WHAT YOU HAVE TO DO
Where does the string "this" appear? Copy every line of the entries below that holds it.

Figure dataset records

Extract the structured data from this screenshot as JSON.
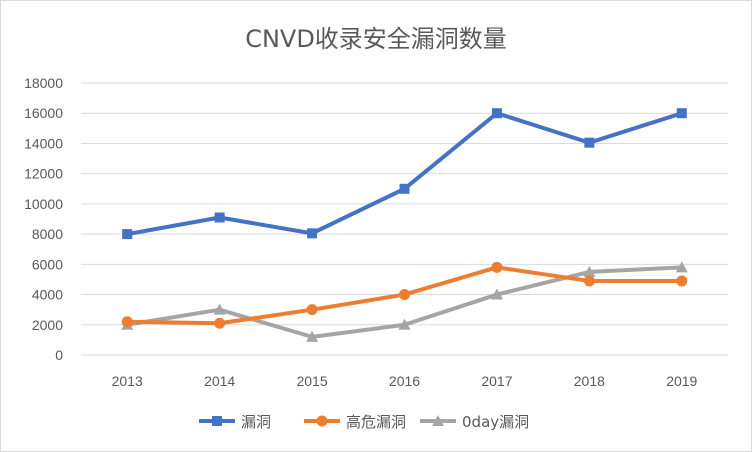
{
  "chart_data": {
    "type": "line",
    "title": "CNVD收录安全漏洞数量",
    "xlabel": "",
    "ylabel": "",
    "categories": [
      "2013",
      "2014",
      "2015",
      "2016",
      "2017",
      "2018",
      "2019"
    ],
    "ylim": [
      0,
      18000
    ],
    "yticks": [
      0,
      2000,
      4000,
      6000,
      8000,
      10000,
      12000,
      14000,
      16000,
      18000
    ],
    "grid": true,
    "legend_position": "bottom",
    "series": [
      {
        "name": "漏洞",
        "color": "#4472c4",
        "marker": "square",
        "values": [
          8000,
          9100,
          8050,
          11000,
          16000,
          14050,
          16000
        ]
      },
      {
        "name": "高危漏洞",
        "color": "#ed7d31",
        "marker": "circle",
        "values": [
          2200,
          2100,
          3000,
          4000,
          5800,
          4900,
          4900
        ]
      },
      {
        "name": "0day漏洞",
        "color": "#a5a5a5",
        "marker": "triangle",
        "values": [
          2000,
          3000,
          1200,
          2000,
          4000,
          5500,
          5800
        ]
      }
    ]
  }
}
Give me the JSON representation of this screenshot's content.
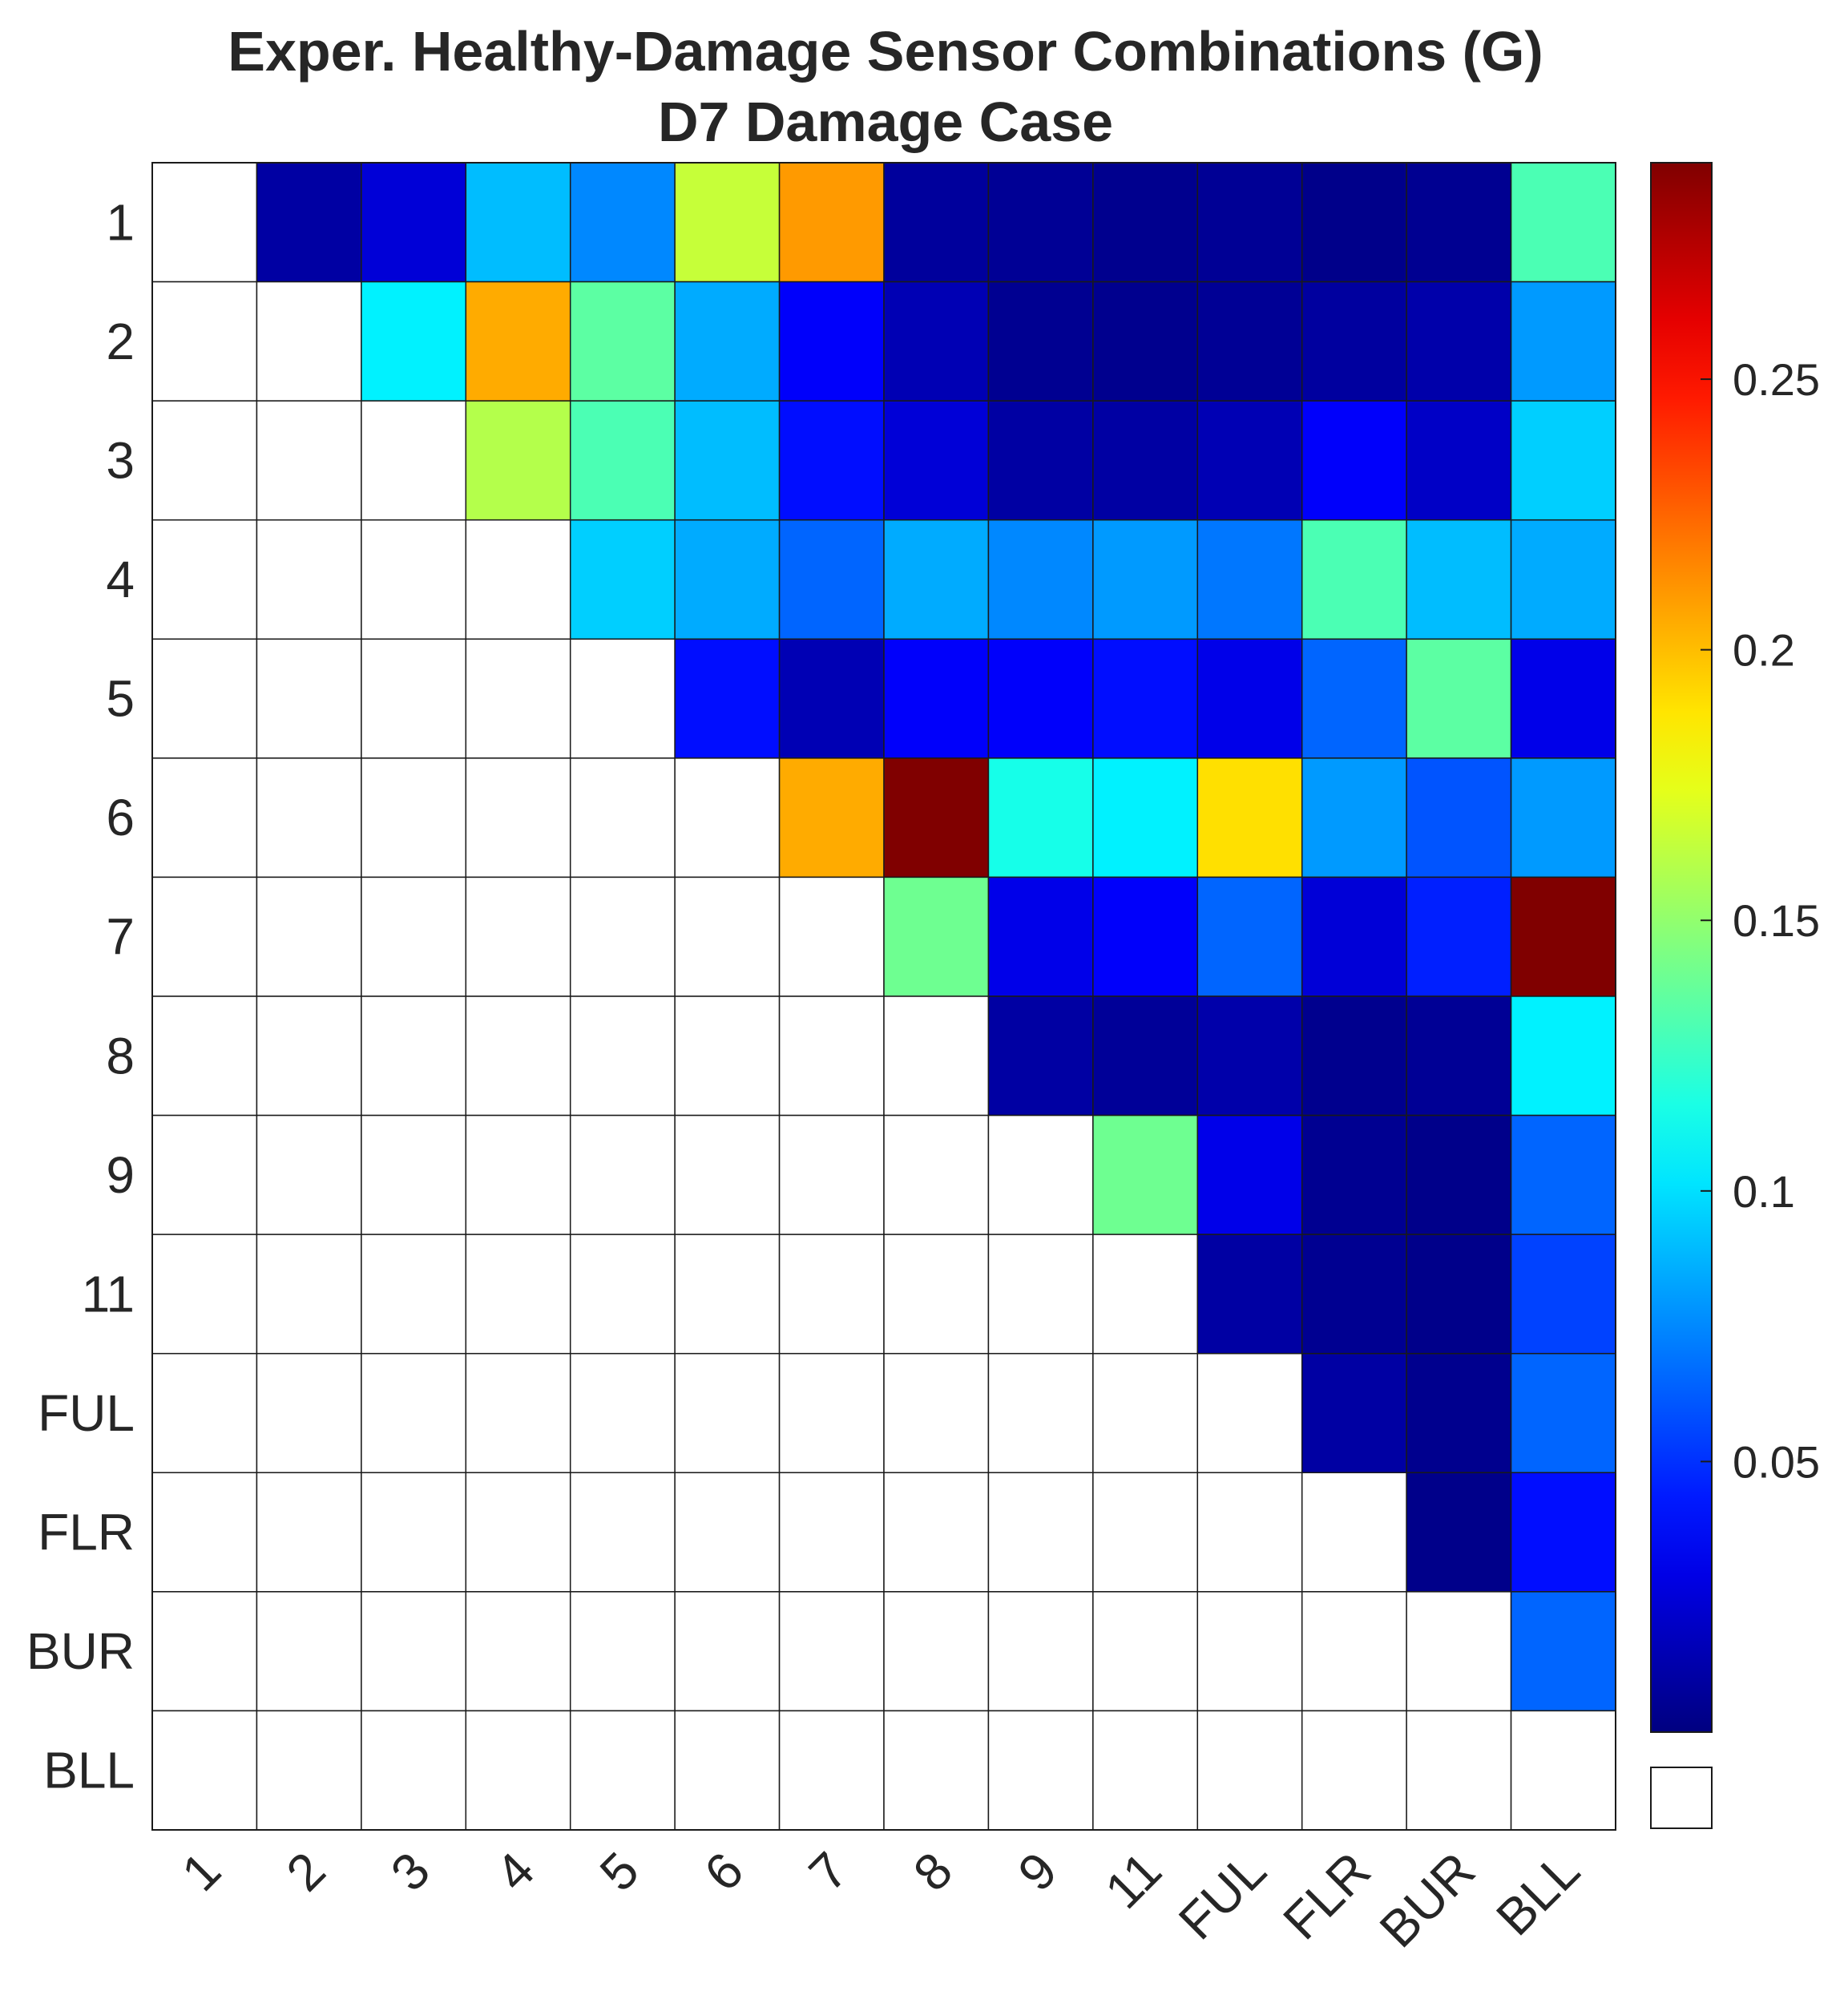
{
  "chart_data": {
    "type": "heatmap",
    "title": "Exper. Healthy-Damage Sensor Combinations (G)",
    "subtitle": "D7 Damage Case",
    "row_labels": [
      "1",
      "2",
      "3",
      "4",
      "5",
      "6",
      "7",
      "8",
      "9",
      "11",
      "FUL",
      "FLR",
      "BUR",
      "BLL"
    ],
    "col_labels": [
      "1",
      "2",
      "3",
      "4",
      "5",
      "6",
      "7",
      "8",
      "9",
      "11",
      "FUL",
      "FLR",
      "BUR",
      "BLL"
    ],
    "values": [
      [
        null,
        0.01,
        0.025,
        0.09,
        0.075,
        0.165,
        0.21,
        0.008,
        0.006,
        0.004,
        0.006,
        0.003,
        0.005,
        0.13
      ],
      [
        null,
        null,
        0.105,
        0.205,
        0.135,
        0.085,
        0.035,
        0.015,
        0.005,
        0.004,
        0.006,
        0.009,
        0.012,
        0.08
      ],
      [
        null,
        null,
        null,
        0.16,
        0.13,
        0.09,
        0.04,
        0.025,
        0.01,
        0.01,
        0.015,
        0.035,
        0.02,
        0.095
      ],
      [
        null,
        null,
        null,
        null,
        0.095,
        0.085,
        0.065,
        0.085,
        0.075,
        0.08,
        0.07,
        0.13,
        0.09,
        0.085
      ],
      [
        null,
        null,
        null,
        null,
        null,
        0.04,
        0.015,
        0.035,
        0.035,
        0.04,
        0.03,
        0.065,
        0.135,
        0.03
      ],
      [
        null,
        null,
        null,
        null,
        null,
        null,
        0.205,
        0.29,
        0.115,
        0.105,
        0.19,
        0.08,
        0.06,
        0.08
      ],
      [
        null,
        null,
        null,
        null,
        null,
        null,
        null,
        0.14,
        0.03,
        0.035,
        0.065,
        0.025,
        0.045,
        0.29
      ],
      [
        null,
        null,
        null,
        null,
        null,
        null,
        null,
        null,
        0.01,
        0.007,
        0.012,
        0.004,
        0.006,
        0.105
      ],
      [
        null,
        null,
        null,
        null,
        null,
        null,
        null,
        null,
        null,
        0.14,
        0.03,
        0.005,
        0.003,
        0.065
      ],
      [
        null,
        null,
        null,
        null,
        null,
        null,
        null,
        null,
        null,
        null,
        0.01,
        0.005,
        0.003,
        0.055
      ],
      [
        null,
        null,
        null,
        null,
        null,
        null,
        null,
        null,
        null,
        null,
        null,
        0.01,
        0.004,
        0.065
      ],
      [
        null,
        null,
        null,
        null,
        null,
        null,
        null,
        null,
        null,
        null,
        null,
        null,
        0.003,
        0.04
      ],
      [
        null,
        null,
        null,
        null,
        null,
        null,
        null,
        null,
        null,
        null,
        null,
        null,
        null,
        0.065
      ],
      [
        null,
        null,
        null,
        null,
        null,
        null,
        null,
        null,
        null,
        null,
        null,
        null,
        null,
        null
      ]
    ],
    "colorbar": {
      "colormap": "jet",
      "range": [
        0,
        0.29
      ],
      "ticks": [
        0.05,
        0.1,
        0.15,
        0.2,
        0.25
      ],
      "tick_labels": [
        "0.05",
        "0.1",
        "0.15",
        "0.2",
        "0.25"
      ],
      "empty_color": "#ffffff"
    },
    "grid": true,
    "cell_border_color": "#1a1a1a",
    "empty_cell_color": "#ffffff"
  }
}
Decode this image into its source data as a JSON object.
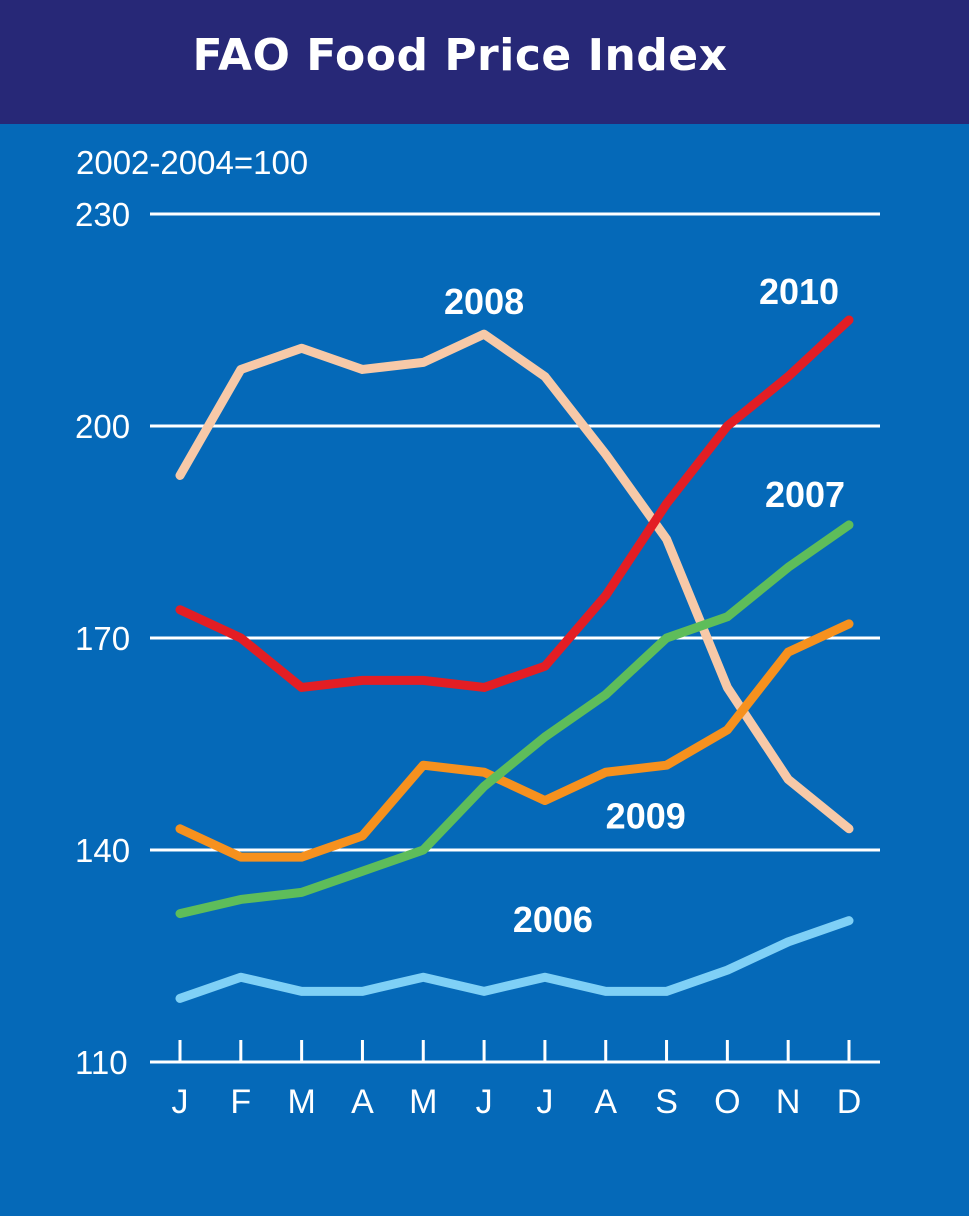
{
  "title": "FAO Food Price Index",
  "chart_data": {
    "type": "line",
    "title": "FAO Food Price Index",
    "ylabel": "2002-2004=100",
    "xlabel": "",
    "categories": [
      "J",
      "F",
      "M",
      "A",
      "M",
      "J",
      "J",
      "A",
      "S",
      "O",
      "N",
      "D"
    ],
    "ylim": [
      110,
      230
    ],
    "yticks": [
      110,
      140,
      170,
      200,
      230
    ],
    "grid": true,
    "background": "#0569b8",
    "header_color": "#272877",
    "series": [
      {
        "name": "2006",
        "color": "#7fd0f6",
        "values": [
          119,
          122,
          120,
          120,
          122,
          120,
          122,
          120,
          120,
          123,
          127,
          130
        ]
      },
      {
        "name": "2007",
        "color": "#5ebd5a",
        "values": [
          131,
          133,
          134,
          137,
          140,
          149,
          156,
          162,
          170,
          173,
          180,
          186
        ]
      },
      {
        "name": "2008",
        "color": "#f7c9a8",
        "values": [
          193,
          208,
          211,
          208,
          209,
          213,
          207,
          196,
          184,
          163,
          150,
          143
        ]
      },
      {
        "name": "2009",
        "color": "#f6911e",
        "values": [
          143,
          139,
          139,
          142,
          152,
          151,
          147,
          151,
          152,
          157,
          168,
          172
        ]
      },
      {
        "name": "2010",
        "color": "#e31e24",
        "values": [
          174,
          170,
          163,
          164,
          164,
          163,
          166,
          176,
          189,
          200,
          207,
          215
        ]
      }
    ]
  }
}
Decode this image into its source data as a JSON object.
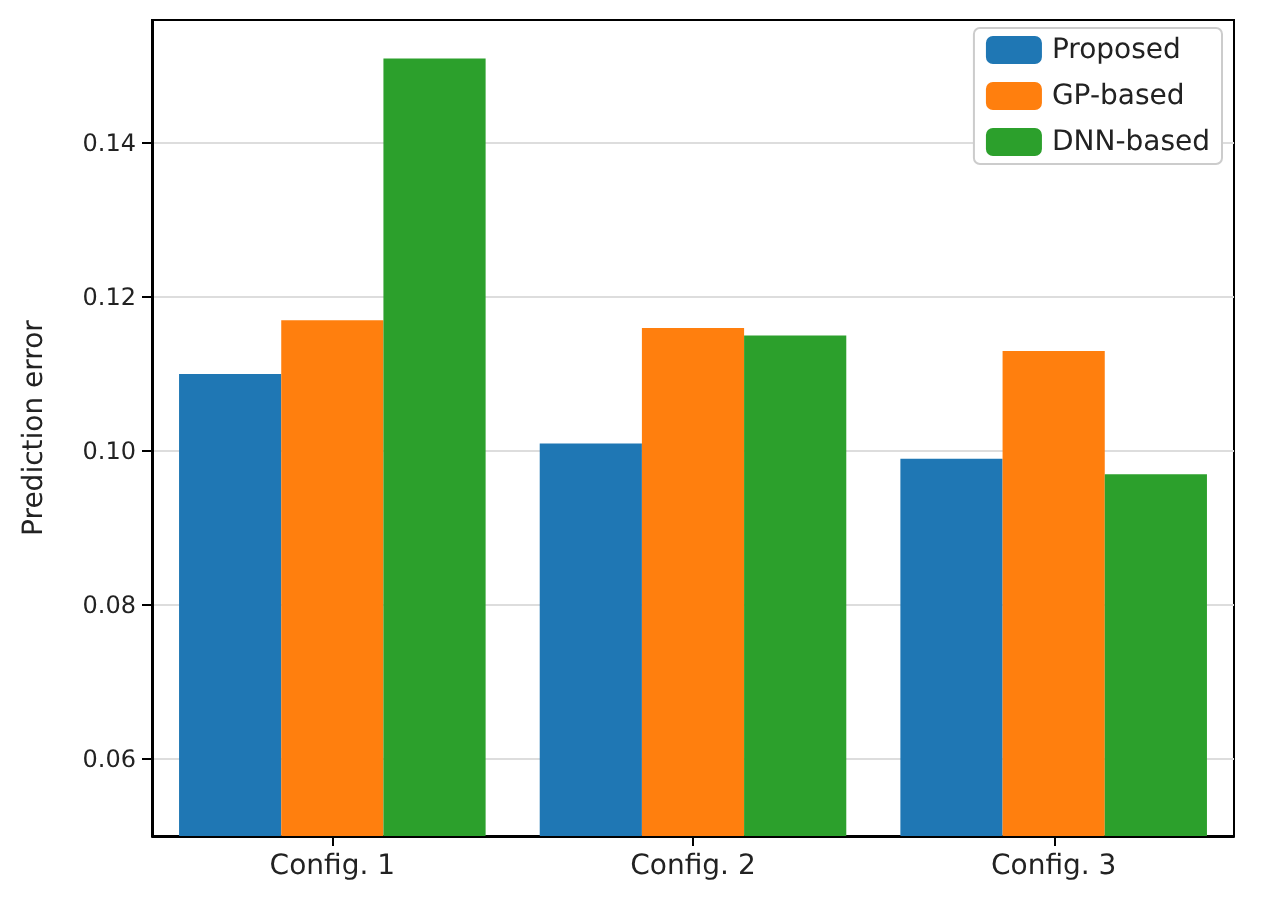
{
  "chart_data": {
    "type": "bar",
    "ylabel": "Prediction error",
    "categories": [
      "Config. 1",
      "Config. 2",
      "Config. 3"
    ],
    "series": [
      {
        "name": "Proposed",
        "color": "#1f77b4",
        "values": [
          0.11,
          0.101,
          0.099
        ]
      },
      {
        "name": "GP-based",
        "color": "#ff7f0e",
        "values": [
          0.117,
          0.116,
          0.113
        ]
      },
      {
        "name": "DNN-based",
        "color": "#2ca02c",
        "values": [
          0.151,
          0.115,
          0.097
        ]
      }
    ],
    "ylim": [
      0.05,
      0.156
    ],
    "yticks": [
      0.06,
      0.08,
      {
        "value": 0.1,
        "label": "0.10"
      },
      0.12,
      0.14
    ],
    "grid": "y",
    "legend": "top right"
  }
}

SOLUTION
Extract the structured data from this screenshot as JSON.
Give me the JSON representation of this screenshot's content.
Decode this image into its source data as a JSON object.
Decode this image into its source data as a JSON object.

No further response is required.